[MATERIALS PROVIDED]
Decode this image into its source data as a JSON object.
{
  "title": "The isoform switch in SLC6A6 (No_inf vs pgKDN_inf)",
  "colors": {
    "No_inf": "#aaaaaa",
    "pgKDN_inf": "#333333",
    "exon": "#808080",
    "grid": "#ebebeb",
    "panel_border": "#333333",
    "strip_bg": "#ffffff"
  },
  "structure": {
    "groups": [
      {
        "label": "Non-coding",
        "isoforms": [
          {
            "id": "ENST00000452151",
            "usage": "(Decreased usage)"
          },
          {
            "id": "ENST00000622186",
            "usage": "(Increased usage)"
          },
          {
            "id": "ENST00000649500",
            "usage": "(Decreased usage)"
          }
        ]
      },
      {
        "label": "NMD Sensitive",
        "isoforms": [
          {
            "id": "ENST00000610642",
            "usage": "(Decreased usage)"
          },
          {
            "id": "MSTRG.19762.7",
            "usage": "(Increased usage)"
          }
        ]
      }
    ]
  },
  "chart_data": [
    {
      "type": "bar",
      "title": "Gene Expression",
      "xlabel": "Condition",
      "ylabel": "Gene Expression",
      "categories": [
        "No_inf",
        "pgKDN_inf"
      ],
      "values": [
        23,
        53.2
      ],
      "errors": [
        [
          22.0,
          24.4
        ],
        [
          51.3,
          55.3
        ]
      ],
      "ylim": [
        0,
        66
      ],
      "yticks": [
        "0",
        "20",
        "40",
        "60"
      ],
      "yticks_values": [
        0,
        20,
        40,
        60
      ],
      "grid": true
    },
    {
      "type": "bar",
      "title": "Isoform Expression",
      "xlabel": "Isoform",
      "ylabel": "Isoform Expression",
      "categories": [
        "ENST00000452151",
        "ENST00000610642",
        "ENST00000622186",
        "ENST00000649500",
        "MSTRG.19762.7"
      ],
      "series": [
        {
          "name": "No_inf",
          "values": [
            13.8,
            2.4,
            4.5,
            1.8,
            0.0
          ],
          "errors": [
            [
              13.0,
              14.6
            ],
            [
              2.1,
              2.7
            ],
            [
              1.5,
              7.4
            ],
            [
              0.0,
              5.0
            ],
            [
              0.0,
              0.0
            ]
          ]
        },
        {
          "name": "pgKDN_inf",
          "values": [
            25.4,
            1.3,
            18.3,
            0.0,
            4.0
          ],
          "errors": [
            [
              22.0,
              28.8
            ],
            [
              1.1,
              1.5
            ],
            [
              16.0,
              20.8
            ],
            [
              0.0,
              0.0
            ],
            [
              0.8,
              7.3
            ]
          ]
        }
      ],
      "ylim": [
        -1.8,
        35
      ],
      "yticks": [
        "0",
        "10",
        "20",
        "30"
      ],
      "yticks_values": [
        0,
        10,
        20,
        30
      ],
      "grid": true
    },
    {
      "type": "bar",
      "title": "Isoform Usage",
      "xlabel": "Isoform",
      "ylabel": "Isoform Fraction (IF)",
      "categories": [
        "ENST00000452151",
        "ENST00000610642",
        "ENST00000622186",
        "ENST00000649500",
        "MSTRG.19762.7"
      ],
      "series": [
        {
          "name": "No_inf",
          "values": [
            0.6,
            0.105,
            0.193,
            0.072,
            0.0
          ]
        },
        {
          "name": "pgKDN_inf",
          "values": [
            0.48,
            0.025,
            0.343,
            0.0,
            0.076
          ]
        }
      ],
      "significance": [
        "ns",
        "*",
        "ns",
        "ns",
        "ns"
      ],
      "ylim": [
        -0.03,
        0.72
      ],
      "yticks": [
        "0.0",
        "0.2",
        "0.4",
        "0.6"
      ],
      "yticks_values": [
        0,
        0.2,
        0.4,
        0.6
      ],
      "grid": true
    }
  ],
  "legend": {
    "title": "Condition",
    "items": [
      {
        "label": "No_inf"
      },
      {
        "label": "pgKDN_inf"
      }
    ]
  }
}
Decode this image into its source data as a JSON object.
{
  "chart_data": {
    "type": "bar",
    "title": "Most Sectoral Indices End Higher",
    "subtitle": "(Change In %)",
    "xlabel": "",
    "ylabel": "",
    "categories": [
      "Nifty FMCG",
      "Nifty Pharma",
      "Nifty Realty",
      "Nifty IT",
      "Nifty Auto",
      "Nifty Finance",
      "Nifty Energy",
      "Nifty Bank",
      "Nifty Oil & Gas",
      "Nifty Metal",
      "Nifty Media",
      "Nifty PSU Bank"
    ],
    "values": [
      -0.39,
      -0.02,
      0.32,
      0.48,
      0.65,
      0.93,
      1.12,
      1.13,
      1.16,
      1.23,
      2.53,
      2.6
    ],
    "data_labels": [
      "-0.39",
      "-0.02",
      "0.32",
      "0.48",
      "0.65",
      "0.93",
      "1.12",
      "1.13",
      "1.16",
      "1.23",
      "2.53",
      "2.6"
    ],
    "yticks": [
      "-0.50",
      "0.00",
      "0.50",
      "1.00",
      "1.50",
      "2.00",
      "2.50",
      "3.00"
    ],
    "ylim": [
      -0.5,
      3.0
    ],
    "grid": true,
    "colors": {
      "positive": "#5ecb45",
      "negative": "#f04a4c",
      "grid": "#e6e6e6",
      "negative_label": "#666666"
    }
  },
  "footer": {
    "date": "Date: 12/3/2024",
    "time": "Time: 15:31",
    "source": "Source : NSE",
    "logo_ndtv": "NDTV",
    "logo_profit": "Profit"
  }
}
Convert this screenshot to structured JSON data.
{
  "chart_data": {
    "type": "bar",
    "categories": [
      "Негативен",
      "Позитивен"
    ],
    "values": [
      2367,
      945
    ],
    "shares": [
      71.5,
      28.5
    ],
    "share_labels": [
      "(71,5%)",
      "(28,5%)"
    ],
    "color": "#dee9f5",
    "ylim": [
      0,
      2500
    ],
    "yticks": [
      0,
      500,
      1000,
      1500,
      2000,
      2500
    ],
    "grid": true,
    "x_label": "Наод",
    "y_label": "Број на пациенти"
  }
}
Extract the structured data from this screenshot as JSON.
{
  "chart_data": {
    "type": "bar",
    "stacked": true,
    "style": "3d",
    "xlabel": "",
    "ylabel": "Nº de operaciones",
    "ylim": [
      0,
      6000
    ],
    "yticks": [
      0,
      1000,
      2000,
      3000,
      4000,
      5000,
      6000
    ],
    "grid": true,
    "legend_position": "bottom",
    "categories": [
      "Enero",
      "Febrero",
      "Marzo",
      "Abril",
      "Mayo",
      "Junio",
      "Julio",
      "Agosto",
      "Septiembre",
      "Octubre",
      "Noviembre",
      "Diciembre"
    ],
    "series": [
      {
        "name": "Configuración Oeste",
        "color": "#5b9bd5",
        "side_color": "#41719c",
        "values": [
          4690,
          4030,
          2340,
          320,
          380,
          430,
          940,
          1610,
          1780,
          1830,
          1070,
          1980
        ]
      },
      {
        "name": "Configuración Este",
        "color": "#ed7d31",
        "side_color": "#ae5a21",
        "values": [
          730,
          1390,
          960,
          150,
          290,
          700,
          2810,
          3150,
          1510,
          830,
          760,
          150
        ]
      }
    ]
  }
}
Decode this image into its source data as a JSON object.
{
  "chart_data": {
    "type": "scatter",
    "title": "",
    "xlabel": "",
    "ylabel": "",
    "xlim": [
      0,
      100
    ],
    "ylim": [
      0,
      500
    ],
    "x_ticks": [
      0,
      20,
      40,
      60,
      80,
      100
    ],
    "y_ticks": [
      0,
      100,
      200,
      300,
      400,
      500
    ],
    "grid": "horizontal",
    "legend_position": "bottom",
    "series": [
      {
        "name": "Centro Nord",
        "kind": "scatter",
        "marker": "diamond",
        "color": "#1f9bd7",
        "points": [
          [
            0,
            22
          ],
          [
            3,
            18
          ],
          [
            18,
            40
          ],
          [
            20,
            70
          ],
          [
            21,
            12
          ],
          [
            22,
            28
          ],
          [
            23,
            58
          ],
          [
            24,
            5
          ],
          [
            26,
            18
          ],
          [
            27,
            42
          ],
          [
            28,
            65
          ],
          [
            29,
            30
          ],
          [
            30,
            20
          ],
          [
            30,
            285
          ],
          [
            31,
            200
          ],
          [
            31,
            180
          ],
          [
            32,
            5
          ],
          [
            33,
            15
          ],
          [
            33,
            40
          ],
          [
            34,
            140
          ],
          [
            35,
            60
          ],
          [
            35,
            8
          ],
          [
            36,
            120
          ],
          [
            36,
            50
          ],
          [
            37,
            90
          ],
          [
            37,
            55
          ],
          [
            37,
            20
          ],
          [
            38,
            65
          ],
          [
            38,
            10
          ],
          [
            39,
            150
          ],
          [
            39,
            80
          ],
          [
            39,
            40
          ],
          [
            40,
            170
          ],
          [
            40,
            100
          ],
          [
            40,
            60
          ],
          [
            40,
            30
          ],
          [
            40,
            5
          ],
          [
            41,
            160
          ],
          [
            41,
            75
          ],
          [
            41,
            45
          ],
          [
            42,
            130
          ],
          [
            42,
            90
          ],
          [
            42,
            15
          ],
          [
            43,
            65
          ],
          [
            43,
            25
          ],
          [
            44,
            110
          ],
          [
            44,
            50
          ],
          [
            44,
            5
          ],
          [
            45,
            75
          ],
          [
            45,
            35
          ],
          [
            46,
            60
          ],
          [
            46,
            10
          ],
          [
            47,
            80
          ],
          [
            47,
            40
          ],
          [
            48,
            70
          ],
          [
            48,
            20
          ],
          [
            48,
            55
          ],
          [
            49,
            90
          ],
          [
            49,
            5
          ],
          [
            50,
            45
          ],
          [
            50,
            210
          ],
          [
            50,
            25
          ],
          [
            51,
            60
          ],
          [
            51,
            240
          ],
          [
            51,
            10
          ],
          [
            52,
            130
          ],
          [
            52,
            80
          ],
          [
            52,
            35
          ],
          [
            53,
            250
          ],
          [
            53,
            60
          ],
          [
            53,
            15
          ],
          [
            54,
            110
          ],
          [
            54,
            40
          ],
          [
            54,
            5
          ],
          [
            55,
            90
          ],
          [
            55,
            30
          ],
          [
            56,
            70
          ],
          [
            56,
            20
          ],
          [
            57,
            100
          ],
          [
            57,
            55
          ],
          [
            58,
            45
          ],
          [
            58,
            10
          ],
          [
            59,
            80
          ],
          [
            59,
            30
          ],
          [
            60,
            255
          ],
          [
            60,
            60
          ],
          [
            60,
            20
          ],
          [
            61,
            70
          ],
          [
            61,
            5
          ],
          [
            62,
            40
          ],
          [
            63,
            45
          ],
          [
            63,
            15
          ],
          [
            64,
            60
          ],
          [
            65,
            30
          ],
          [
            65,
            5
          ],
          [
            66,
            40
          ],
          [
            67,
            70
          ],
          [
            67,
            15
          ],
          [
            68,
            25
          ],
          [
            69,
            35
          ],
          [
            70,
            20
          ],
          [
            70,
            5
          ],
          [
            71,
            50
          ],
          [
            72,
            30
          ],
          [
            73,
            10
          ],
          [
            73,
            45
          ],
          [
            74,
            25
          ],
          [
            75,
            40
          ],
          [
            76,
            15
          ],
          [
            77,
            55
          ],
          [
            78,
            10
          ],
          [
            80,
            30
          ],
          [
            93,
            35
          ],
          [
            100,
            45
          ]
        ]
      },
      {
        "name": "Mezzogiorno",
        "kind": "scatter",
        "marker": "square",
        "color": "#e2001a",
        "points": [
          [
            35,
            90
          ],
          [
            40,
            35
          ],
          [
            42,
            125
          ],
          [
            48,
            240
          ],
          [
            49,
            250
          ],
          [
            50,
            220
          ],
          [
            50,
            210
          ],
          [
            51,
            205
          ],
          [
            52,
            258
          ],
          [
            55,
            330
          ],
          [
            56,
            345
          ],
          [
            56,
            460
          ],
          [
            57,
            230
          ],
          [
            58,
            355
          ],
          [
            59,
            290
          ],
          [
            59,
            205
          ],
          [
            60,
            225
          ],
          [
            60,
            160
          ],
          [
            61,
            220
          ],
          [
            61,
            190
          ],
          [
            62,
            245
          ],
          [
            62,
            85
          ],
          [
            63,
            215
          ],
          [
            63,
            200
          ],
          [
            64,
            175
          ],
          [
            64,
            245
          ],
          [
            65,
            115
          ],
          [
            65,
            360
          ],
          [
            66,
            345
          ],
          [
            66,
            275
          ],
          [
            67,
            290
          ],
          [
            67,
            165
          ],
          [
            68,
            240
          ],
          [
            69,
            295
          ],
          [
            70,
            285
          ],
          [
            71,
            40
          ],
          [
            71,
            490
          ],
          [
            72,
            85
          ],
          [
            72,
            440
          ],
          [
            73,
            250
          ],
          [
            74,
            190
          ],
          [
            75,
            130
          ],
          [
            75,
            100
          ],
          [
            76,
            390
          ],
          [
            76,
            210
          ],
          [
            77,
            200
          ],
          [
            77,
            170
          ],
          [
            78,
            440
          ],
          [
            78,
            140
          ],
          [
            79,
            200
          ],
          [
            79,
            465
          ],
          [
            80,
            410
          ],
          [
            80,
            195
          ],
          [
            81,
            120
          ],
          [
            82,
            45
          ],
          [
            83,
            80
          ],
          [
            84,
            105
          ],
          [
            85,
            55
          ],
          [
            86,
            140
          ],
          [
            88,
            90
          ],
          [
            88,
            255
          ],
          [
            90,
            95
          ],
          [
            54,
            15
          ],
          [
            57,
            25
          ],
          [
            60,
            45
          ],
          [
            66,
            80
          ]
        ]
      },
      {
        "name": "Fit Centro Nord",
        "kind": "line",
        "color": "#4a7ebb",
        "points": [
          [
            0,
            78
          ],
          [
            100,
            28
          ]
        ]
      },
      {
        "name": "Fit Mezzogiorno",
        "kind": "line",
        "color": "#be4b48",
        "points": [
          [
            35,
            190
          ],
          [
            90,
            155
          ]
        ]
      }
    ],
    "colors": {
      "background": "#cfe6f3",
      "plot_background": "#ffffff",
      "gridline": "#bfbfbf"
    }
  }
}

[SHORT PROBLEM] Each line that has the word "Configuración" should be copied.

[ANSWER FOR THE TASK]
        "name": "Configuración Oeste",
        "name": "Configuración Este",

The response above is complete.